▶ **Exercise**
Give the number of lines in the data that hold the word "цены", and nothing else.

▶ **Input**

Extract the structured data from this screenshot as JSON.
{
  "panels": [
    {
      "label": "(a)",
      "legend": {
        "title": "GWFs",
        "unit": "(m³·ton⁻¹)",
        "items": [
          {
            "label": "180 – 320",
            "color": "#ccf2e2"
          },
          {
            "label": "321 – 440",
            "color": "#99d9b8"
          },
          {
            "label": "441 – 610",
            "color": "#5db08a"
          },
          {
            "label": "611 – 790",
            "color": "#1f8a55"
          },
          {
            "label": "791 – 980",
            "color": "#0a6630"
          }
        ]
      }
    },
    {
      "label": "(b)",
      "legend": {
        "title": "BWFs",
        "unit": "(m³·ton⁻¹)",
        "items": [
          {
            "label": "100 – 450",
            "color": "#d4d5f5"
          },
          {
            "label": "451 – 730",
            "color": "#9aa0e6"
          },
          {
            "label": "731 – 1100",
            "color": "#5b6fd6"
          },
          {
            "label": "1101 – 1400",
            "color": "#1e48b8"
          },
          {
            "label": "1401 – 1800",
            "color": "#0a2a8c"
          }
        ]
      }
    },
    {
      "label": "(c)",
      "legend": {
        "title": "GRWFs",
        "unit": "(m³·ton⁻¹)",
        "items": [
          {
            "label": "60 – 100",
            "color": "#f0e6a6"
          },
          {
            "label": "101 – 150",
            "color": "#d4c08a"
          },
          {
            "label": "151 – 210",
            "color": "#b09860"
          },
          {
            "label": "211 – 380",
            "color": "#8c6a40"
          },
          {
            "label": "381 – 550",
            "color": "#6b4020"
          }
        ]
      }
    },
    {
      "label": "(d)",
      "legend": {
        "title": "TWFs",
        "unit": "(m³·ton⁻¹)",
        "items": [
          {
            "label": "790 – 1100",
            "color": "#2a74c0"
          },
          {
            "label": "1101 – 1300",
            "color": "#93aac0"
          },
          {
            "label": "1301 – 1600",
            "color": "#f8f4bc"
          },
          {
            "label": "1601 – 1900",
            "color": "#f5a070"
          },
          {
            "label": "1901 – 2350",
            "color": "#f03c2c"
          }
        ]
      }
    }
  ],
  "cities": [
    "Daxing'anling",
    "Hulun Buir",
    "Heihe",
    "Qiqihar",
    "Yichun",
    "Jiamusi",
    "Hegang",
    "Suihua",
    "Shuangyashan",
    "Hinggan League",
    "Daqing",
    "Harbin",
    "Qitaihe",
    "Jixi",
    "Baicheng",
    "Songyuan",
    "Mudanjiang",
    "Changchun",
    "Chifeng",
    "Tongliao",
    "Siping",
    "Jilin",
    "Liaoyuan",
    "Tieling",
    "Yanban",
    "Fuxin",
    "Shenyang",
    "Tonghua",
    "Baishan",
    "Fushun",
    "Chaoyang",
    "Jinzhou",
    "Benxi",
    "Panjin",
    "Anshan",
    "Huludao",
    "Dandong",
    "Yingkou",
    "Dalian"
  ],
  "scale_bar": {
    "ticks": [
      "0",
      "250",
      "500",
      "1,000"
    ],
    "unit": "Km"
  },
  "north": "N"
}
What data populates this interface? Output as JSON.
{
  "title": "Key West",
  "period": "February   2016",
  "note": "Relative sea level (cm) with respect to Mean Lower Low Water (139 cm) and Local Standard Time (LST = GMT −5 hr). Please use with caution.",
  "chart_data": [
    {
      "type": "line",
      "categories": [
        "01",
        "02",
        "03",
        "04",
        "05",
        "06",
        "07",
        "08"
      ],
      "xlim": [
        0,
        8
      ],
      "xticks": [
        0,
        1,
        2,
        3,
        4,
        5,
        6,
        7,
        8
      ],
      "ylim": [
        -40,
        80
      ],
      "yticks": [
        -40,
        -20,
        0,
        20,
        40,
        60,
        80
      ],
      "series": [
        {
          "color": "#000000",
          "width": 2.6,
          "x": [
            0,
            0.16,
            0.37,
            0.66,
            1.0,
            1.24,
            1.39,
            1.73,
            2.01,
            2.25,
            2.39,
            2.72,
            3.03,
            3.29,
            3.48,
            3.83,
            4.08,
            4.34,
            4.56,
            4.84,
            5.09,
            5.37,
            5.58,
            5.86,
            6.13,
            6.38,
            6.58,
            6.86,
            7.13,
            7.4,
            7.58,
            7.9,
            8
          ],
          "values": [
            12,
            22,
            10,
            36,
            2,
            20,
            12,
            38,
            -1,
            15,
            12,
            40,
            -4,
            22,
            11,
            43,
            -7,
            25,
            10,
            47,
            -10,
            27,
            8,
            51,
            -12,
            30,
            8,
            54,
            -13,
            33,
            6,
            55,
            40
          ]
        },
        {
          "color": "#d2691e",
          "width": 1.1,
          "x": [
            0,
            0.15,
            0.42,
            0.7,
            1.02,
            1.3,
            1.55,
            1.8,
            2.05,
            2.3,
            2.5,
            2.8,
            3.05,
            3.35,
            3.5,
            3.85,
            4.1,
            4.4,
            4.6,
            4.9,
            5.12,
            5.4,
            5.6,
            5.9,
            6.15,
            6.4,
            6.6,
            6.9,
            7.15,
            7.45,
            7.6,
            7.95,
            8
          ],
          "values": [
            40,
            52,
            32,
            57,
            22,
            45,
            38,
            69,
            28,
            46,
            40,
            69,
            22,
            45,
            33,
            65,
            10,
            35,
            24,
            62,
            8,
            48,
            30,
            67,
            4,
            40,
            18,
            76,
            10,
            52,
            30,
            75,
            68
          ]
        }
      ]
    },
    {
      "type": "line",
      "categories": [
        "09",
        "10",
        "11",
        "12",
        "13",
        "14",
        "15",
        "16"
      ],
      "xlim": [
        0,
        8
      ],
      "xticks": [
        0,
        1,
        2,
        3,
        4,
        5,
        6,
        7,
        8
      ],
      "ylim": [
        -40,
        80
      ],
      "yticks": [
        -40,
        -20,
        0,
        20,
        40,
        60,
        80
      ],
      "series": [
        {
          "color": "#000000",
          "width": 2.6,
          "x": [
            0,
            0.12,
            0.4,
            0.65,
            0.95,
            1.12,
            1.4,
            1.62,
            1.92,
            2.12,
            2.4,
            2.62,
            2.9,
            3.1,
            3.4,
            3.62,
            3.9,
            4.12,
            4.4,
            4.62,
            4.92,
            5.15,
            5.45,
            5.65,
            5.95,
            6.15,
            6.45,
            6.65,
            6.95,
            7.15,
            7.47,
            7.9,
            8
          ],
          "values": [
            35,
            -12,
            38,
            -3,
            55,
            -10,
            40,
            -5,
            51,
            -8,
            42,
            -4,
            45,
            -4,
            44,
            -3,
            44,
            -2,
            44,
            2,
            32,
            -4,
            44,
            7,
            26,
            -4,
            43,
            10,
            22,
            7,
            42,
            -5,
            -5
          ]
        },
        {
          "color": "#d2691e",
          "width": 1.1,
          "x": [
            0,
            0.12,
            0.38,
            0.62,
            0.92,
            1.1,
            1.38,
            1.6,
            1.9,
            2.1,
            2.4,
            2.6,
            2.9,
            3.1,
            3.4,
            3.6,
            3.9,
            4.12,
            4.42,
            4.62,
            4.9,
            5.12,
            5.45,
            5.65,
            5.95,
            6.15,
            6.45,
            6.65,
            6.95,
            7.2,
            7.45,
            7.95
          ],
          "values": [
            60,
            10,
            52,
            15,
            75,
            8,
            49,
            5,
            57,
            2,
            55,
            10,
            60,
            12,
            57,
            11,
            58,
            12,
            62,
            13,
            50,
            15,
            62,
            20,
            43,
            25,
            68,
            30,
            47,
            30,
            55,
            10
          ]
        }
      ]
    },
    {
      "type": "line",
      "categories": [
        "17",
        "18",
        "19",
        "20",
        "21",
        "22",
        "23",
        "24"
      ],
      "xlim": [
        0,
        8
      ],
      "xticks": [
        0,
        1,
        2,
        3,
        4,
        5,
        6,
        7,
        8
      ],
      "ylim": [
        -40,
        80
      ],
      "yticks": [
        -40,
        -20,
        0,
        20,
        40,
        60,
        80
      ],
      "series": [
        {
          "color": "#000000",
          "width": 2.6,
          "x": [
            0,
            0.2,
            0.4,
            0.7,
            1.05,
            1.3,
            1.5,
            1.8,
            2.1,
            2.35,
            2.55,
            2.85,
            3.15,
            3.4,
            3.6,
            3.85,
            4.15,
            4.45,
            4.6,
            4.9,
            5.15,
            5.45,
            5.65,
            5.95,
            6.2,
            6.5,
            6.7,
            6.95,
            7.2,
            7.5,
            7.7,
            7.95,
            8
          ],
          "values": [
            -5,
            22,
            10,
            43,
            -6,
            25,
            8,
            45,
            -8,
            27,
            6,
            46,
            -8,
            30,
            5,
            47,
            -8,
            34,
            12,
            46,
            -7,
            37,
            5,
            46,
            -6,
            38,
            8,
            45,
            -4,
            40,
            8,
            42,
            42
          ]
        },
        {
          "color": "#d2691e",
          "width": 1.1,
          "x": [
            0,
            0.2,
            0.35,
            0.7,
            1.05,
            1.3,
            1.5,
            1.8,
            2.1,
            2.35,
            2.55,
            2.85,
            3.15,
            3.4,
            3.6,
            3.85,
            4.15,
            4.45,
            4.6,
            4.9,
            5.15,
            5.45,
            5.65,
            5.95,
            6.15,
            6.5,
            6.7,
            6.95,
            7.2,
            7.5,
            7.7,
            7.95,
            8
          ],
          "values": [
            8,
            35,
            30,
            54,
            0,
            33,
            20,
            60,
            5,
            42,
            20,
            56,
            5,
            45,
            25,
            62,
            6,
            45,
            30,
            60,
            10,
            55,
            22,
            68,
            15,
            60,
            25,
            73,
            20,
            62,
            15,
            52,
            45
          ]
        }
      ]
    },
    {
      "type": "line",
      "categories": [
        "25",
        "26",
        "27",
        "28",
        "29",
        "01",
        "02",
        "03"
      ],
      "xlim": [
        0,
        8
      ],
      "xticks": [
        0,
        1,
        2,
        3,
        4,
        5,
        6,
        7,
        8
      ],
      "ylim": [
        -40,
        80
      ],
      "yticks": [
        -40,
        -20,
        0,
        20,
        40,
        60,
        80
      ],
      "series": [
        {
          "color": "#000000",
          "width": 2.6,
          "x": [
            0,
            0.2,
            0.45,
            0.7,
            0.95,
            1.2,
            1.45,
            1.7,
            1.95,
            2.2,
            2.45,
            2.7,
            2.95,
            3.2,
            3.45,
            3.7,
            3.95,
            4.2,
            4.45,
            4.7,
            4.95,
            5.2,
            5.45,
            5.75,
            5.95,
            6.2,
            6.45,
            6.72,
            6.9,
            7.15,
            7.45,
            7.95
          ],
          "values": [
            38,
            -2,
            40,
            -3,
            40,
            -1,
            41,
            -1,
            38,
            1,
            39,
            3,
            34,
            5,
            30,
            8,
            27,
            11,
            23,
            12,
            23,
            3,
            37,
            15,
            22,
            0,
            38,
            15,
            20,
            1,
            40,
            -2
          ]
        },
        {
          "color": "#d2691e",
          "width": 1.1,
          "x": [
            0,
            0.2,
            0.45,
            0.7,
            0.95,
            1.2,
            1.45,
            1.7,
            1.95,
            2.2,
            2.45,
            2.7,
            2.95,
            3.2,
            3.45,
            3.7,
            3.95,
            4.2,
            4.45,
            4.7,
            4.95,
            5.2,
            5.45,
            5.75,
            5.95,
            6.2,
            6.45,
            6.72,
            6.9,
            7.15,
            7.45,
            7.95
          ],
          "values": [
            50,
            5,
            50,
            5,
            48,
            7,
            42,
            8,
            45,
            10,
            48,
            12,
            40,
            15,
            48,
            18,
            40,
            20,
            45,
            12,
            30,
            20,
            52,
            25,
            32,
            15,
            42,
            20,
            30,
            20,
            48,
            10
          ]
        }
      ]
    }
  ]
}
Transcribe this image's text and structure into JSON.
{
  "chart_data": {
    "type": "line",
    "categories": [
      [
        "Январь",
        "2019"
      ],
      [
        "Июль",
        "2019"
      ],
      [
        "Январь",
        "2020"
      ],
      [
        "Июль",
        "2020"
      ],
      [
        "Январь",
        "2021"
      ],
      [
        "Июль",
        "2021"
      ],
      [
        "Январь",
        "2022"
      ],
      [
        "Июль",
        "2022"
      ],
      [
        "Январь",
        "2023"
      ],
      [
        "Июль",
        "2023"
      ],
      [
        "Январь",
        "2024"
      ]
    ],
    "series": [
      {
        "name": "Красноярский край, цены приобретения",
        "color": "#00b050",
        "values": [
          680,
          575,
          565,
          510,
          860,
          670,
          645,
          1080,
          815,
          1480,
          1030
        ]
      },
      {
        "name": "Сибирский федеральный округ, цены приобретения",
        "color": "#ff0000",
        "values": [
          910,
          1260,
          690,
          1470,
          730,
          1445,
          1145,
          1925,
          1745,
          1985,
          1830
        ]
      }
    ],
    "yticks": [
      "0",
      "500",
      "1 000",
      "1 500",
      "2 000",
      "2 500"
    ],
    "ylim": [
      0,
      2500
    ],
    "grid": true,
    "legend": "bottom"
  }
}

▶ **Task result**
2